— start of Record extracts —

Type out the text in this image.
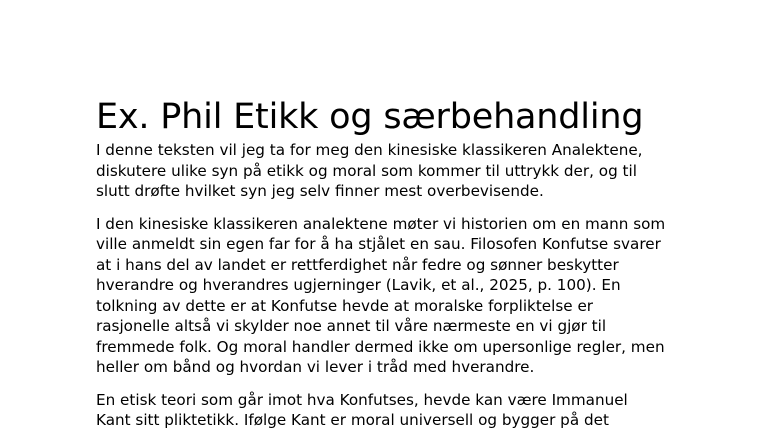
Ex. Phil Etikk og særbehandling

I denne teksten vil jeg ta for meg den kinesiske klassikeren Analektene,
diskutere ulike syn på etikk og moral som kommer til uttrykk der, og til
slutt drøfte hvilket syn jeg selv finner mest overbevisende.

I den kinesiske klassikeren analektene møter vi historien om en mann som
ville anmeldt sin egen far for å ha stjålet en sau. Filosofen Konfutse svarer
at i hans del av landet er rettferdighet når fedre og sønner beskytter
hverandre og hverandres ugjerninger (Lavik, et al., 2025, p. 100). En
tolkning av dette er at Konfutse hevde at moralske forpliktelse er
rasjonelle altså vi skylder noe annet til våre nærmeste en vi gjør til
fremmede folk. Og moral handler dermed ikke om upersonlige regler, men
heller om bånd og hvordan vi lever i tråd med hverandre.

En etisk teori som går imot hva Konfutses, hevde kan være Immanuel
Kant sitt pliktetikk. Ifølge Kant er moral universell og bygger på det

— end of Record extracts —

### Exercise task
The pictures in the entries should be left out; output everything else exactly.

### Result below
Type out the text in this image.
Ex. Phil Etikk og særbehandling

I denne teksten vil jeg ta for meg den kinesiske klassikeren Analektene,
diskutere ulike syn på etikk og moral som kommer til uttrykk der, og til
slutt drøfte hvilket syn jeg selv finner mest overbevisende.

I den kinesiske klassikeren analektene møter vi historien om en mann som
ville anmeldt sin egen far for å ha stjålet en sau. Filosofen Konfutse svarer
at i hans del av landet er rettferdighet når fedre og sønner beskytter
hverandre og hverandres ugjerninger (Lavik, et al., 2025, p. 100). En
tolkning av dette er at Konfutse hevde at moralske forpliktelse er
rasjonelle altså vi skylder noe annet til våre nærmeste en vi gjør til
fremmede folk. Og moral handler dermed ikke om upersonlige regler, men
heller om bånd og hvordan vi lever i tråd med hverandre.

En etisk teori som går imot hva Konfutses, hevde kan være Immanuel
Kant sitt pliktetikk. Ifølge Kant er moral universell og bygger på det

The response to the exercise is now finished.